Short task. Will you output all of the data below exactly, omitting the images?

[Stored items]
>>>

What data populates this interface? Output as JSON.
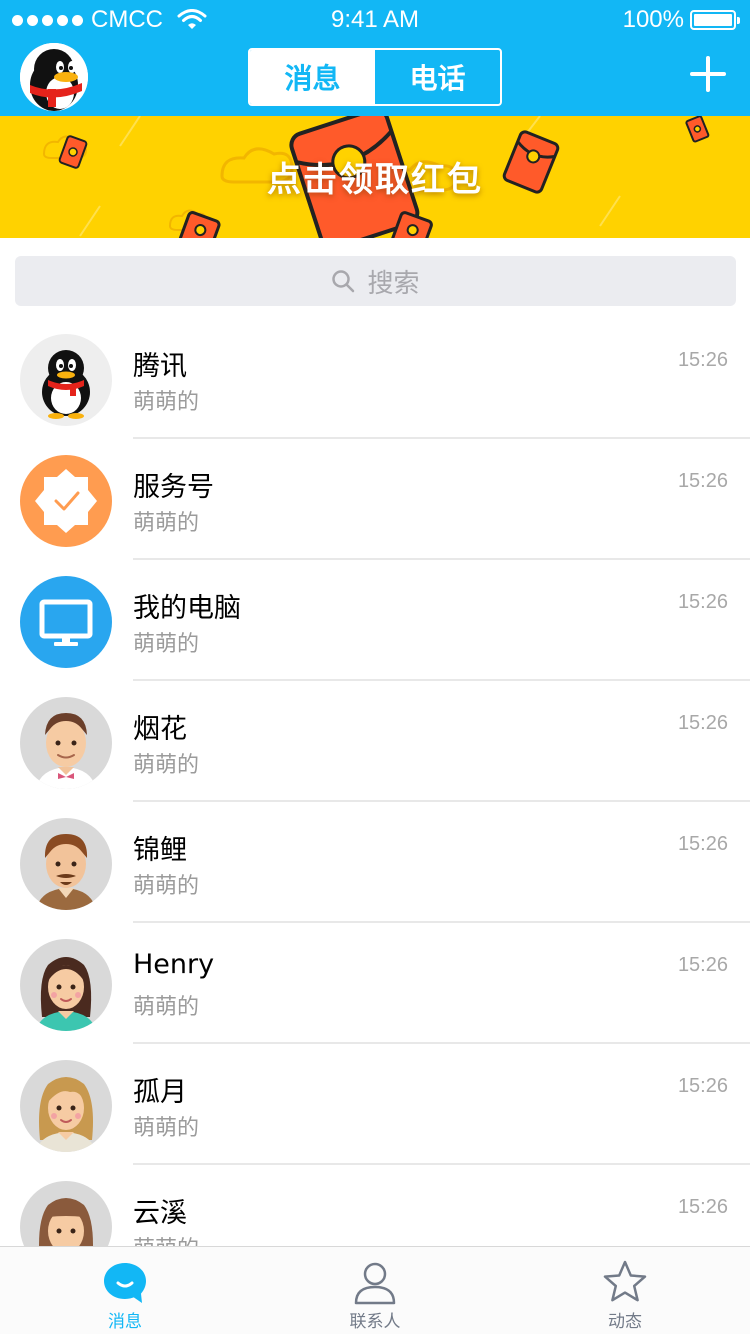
{
  "status_bar": {
    "carrier": "CMCC",
    "time": "9:41 AM",
    "battery": "100%"
  },
  "header": {
    "tabs": [
      {
        "label": "消息",
        "active": true
      },
      {
        "label": "电话",
        "active": false
      }
    ]
  },
  "banner": {
    "text": "点击领取红包"
  },
  "search": {
    "placeholder": "搜索"
  },
  "conversations": [
    {
      "name": "腾讯",
      "preview": "萌萌的",
      "time": "15:26",
      "avatar": "qq-penguin-icon"
    },
    {
      "name": "服务号",
      "preview": "萌萌的",
      "time": "15:26",
      "avatar": "service-badge-icon"
    },
    {
      "name": "我的电脑",
      "preview": "萌萌的",
      "time": "15:26",
      "avatar": "computer-monitor-icon"
    },
    {
      "name": "烟花",
      "preview": "萌萌的",
      "time": "15:26",
      "avatar": "man-avatar"
    },
    {
      "name": "锦鲤",
      "preview": "萌萌的",
      "time": "15:26",
      "avatar": "bearded-man-avatar"
    },
    {
      "name": "Henry",
      "preview": "萌萌的",
      "time": "15:26",
      "avatar": "woman-avatar"
    },
    {
      "name": "孤月",
      "preview": "萌萌的",
      "time": "15:26",
      "avatar": "blonde-woman-avatar"
    },
    {
      "name": "云溪",
      "preview": "萌萌的",
      "time": "15:26",
      "avatar": "girl-avatar"
    }
  ],
  "tabbar": [
    {
      "label": "消息",
      "icon": "message-bubble-icon",
      "active": true
    },
    {
      "label": "联系人",
      "icon": "contacts-person-icon",
      "active": false
    },
    {
      "label": "动态",
      "icon": "star-icon",
      "active": false
    }
  ],
  "colors": {
    "primary": "#12b7f5",
    "banner": "#ffd200",
    "red_packet": "#ff5a2a",
    "service_orange": "#ff9c50"
  }
}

<<<

Worked solution.
What data populates this interface? Output as JSON.
{
  "status_bar": {
    "carrier": "CMCC",
    "time": "9:41 AM",
    "battery": "100%"
  },
  "header": {
    "tabs": [
      {
        "label": "消息",
        "active": true
      },
      {
        "label": "电话",
        "active": false
      }
    ]
  },
  "banner": {
    "text": "点击领取红包"
  },
  "search": {
    "placeholder": "搜索"
  },
  "conversations": [
    {
      "name": "腾讯",
      "preview": "萌萌的",
      "time": "15:26",
      "avatar": "qq-penguin-icon"
    },
    {
      "name": "服务号",
      "preview": "萌萌的",
      "time": "15:26",
      "avatar": "service-badge-icon"
    },
    {
      "name": "我的电脑",
      "preview": "萌萌的",
      "time": "15:26",
      "avatar": "computer-monitor-icon"
    },
    {
      "name": "烟花",
      "preview": "萌萌的",
      "time": "15:26",
      "avatar": "man-avatar"
    },
    {
      "name": "锦鲤",
      "preview": "萌萌的",
      "time": "15:26",
      "avatar": "bearded-man-avatar"
    },
    {
      "name": "Henry",
      "preview": "萌萌的",
      "time": "15:26",
      "avatar": "woman-avatar"
    },
    {
      "name": "孤月",
      "preview": "萌萌的",
      "time": "15:26",
      "avatar": "blonde-woman-avatar"
    },
    {
      "name": "云溪",
      "preview": "萌萌的",
      "time": "15:26",
      "avatar": "girl-avatar"
    }
  ],
  "tabbar": [
    {
      "label": "消息",
      "icon": "message-bubble-icon",
      "active": true
    },
    {
      "label": "联系人",
      "icon": "contacts-person-icon",
      "active": false
    },
    {
      "label": "动态",
      "icon": "star-icon",
      "active": false
    }
  ],
  "colors": {
    "primary": "#12b7f5",
    "banner": "#ffd200",
    "red_packet": "#ff5a2a",
    "service_orange": "#ff9c50"
  }
}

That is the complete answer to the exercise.